= EXERCISE =
Reproduce each of the following entries word for word.

Layout dataset entries:
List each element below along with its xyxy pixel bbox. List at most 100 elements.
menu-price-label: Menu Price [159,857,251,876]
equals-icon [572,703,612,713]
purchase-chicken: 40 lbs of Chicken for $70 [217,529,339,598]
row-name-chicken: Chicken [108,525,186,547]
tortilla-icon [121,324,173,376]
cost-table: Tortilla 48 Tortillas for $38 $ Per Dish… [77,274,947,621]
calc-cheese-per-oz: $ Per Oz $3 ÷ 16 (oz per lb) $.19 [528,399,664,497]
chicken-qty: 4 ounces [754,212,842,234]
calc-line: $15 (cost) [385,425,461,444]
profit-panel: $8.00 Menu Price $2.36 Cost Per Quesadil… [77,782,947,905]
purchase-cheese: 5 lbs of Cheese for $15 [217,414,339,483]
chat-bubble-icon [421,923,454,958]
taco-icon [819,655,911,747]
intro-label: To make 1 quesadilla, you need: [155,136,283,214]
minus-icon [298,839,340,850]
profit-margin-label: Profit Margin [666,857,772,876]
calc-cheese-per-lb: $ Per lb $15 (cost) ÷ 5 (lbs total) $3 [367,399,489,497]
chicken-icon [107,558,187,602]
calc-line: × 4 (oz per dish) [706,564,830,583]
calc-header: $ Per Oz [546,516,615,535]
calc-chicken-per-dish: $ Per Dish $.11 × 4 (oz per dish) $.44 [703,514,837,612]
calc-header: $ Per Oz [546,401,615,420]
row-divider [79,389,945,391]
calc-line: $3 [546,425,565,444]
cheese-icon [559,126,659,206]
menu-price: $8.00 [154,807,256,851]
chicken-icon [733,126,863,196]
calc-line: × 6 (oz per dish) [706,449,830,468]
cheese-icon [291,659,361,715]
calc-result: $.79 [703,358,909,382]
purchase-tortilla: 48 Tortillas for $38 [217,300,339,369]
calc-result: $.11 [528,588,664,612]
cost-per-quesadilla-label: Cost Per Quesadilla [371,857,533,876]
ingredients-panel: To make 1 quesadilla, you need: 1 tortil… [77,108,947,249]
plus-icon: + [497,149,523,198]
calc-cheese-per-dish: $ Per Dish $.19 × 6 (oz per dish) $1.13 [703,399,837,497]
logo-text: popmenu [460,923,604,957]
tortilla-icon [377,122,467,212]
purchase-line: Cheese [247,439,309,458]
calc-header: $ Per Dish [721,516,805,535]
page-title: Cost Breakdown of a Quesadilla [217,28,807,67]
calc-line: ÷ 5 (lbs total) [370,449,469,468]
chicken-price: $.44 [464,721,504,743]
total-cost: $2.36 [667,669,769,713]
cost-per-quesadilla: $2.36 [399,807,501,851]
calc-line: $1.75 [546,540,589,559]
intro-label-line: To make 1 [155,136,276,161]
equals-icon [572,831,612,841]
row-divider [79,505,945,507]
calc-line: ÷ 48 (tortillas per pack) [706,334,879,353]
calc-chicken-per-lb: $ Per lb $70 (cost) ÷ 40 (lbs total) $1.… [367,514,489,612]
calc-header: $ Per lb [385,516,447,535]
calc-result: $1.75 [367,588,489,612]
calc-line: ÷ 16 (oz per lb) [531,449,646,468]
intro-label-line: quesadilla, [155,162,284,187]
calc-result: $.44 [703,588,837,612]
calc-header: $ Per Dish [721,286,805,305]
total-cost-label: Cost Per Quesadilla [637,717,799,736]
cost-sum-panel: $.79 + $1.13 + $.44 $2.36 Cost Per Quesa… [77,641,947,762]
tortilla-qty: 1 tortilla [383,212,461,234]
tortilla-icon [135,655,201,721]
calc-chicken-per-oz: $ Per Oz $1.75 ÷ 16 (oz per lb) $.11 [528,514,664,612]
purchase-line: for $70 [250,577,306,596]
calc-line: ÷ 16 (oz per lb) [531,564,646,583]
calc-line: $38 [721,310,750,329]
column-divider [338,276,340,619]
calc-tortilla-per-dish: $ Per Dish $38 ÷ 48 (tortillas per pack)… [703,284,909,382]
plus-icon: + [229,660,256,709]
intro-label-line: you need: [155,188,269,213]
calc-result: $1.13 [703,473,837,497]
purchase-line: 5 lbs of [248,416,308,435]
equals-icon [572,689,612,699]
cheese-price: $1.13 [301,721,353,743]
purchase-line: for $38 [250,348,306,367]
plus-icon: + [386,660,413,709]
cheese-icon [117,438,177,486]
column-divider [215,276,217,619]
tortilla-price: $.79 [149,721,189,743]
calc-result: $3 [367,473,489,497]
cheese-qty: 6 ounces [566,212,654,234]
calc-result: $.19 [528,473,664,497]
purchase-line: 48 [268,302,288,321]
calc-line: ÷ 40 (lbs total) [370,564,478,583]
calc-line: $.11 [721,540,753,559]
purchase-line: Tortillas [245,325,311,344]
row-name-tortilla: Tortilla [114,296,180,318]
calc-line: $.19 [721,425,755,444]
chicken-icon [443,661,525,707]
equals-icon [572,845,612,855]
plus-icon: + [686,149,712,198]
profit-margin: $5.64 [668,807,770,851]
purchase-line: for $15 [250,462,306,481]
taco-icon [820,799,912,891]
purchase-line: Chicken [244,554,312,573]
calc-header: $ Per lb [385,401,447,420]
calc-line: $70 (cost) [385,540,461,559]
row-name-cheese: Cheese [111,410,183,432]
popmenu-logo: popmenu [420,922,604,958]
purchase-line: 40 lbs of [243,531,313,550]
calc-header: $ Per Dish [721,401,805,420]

= RESULT FOR THIS TASK =
List each element below along with its xyxy pixel bbox. List at most 100 elements.
menu-price-label: Menu Price [159,857,251,876]
equals-icon [572,703,612,713]
purchase-chicken: 40 lbs of Chicken for $70 [217,529,339,598]
row-name-chicken: Chicken [108,525,186,547]
tortilla-icon [121,324,173,376]
cost-table: Tortilla 48 Tortillas for $38 $ Per Dish… [77,274,947,621]
calc-cheese-per-oz: $ Per Oz $3 ÷ 16 (oz per lb) $.19 [528,399,664,497]
chicken-qty: 4 ounces [754,212,842,234]
calc-line: $15 (cost) [385,425,461,444]
profit-panel: $8.00 Menu Price $2.36 Cost Per Quesadil… [77,782,947,905]
purchase-cheese: 5 lbs of Cheese for $15 [217,414,339,483]
chat-bubble-icon [421,923,454,958]
taco-icon [819,655,911,747]
intro-label: To make 1 quesadilla, you need: [155,136,283,214]
minus-icon [298,839,340,850]
profit-margin-label: Profit Margin [666,857,772,876]
calc-cheese-per-lb: $ Per lb $15 (cost) ÷ 5 (lbs total) $3 [367,399,489,497]
chicken-icon [107,558,187,602]
calc-line: × 4 (oz per dish) [706,564,830,583]
calc-header: $ Per Oz [546,516,615,535]
calc-chicken-per-dish: $ Per Dish $.11 × 4 (oz per dish) $.44 [703,514,837,612]
calc-header: $ Per Oz [546,401,615,420]
row-divider [79,389,945,391]
calc-line: $3 [546,425,565,444]
cheese-icon [559,126,659,206]
menu-price: $8.00 [154,807,256,851]
chicken-icon [733,126,863,196]
calc-line: × 6 (oz per dish) [706,449,830,468]
cheese-icon [291,659,361,715]
calc-result: $.79 [703,358,909,382]
purchase-tortilla: 48 Tortillas for $38 [217,300,339,369]
calc-result: $.11 [528,588,664,612]
cost-per-quesadilla-label: Cost Per Quesadilla [371,857,533,876]
ingredients-panel: To make 1 quesadilla, you need: 1 tortil… [77,108,947,249]
plus-icon: + [497,149,523,198]
calc-cheese-per-dish: $ Per Dish $.19 × 6 (oz per dish) $1.13 [703,399,837,497]
logo-text: popmenu [460,923,604,957]
tortilla-icon [377,122,467,212]
purchase-line: Cheese [247,439,309,458]
calc-header: $ Per Dish [721,516,805,535]
page-title: Cost Breakdown of a Quesadilla [217,28,807,67]
calc-line: ÷ 5 (lbs total) [370,449,469,468]
chicken-price: $.44 [464,721,504,743]
total-cost: $2.36 [667,669,769,713]
cost-per-quesadilla: $2.36 [399,807,501,851]
calc-line: $1.75 [546,540,589,559]
intro-label-line: To make 1 [155,136,276,161]
equals-icon [572,831,612,841]
row-divider [79,505,945,507]
calc-line: ÷ 48 (tortillas per pack) [706,334,879,353]
calc-chicken-per-lb: $ Per lb $70 (cost) ÷ 40 (lbs total) $1.… [367,514,489,612]
calc-header: $ Per lb [385,516,447,535]
calc-result: $1.75 [367,588,489,612]
calc-line: ÷ 16 (oz per lb) [531,449,646,468]
intro-label-line: quesadilla, [155,162,284,187]
calc-result: $.44 [703,588,837,612]
calc-header: $ Per Dish [721,286,805,305]
total-cost-label: Cost Per Quesadilla [637,717,799,736]
cost-sum-panel: $.79 + $1.13 + $.44 $2.36 Cost Per Quesa… [77,641,947,762]
tortilla-qty: 1 tortilla [383,212,461,234]
tortilla-icon [135,655,201,721]
calc-chicken-per-oz: $ Per Oz $1.75 ÷ 16 (oz per lb) $.11 [528,514,664,612]
purchase-line: for $70 [250,577,306,596]
calc-line: ÷ 16 (oz per lb) [531,564,646,583]
calc-line: $38 [721,310,750,329]
column-divider [338,276,340,619]
calc-tortilla-per-dish: $ Per Dish $38 ÷ 48 (tortillas per pack)… [703,284,909,382]
plus-icon: + [229,660,256,709]
intro-label-line: you need: [155,188,269,213]
calc-result: $1.13 [703,473,837,497]
purchase-line: 5 lbs of [248,416,308,435]
equals-icon [572,689,612,699]
cheese-price: $1.13 [301,721,353,743]
purchase-line: for $38 [250,348,306,367]
plus-icon: + [386,660,413,709]
cheese-icon [117,438,177,486]
column-divider [215,276,217,619]
tortilla-price: $.79 [149,721,189,743]
calc-result: $3 [367,473,489,497]
cheese-qty: 6 ounces [566,212,654,234]
calc-result: $.19 [528,473,664,497]
purchase-line: 48 [268,302,288,321]
calc-line: ÷ 40 (lbs total) [370,564,478,583]
calc-line: $.11 [721,540,753,559]
purchase-line: Tortillas [245,325,311,344]
row-name-tortilla: Tortilla [114,296,180,318]
calc-line: $.19 [721,425,755,444]
chicken-icon [443,661,525,707]
equals-icon [572,845,612,855]
plus-icon: + [686,149,712,198]
profit-margin: $5.64 [668,807,770,851]
purchase-line: for $15 [250,462,306,481]
taco-icon [820,799,912,891]
purchase-line: Chicken [244,554,312,573]
calc-header: $ Per lb [385,401,447,420]
calc-line: $70 (cost) [385,540,461,559]
row-name-cheese: Cheese [111,410,183,432]
popmenu-logo: popmenu [420,922,604,958]
purchase-line: 40 lbs of [243,531,313,550]
calc-header: $ Per Dish [721,401,805,420]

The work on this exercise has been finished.